** Begin **

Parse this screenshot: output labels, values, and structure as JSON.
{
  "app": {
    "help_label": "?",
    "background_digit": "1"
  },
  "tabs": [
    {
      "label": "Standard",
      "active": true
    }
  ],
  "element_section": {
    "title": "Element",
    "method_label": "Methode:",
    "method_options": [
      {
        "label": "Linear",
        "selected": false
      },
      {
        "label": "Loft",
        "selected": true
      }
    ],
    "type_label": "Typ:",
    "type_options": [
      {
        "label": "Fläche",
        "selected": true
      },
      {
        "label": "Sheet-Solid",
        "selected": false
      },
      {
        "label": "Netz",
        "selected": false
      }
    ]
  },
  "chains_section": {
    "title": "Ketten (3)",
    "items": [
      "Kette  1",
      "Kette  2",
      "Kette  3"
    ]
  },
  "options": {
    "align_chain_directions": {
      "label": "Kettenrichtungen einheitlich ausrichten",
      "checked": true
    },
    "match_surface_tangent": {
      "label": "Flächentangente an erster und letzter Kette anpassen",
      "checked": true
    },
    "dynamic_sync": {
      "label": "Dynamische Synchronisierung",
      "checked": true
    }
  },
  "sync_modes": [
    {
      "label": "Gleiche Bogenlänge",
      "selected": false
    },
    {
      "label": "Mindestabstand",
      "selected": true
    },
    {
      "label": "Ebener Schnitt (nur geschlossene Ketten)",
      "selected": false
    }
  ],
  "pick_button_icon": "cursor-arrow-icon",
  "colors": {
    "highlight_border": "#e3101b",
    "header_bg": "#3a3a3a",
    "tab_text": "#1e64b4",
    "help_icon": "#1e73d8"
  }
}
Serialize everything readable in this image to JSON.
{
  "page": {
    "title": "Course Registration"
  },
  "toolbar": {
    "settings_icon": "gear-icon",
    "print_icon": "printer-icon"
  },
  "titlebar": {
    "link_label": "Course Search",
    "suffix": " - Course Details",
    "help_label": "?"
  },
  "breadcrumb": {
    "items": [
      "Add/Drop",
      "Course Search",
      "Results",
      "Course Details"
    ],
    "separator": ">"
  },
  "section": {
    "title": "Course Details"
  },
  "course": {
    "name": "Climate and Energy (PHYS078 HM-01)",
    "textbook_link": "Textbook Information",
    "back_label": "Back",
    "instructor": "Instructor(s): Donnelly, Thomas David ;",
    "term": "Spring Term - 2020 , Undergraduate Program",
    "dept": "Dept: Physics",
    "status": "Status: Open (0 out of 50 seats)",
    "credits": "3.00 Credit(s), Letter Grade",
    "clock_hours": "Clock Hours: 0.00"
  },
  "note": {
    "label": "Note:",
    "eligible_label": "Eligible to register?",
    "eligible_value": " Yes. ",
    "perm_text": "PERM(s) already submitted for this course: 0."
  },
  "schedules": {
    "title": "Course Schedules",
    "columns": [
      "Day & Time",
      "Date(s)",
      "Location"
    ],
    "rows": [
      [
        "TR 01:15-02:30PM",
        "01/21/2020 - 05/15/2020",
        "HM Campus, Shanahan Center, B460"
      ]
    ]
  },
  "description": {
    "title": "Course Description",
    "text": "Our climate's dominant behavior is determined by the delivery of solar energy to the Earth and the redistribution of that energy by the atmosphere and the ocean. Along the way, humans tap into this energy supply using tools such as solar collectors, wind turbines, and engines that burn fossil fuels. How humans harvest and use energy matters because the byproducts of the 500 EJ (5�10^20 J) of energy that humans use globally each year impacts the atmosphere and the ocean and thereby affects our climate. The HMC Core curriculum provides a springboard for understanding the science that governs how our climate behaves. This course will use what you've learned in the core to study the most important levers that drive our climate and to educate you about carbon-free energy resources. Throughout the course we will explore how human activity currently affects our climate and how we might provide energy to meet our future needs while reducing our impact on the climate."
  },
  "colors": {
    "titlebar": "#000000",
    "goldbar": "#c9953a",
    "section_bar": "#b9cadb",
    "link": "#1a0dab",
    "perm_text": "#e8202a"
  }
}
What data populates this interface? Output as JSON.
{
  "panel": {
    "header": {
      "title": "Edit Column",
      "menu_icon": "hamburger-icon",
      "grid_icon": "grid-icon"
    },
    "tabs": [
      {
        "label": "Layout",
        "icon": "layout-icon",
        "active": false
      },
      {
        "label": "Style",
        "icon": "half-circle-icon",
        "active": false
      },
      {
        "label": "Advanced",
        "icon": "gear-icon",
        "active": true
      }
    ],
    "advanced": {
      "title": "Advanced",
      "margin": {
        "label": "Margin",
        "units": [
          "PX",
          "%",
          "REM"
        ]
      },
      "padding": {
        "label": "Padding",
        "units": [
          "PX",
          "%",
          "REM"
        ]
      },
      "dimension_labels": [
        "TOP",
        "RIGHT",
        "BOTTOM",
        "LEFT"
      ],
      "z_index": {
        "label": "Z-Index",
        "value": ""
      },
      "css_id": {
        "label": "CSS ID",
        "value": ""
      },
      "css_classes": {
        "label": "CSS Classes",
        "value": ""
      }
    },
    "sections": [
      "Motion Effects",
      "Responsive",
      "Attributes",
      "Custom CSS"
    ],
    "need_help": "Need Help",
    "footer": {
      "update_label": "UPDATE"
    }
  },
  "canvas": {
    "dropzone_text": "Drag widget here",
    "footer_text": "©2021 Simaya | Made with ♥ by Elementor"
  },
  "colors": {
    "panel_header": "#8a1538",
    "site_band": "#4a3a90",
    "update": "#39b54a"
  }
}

** End **

> [Objective]
Extract every line from the one with "What data populates" down to the final line above, both included, exactly as written.

> [Answer in full]
What data populates this interface? Output as JSON.
{
  "panel": {
    "header": {
      "title": "Edit Column",
      "menu_icon": "hamburger-icon",
      "grid_icon": "grid-icon"
    },
    "tabs": [
      {
        "label": "Layout",
        "icon": "layout-icon",
        "active": false
      },
      {
        "label": "Style",
        "icon": "half-circle-icon",
        "active": false
      },
      {
        "label": "Advanced",
        "icon": "gear-icon",
        "active": true
      }
    ],
    "advanced": {
      "title": "Advanced",
      "margin": {
        "label": "Margin",
        "units": [
          "PX",
          "%",
          "REM"
        ]
      },
      "padding": {
        "label": "Padding",
        "units": [
          "PX",
          "%",
          "REM"
        ]
      },
      "dimension_labels": [
        "TOP",
        "RIGHT",
        "BOTTOM",
        "LEFT"
      ],
      "z_index": {
        "label": "Z-Index",
        "value": ""
      },
      "css_id": {
        "label": "CSS ID",
        "value": ""
      },
      "css_classes": {
        "label": "CSS Classes",
        "value": ""
      }
    },
    "sections": [
      "Motion Effects",
      "Responsive",
      "Attributes",
      "Custom CSS"
    ],
    "need_help": "Need Help",
    "footer": {
      "update_label": "UPDATE"
    }
  },
  "canvas": {
    "dropzone_text": "Drag widget here",
    "footer_text": "©2021 Simaya | Made with ♥ by Elementor"
  },
  "colors": {
    "panel_header": "#8a1538",
    "site_band": "#4a3a90",
    "update": "#39b54a"
  }
}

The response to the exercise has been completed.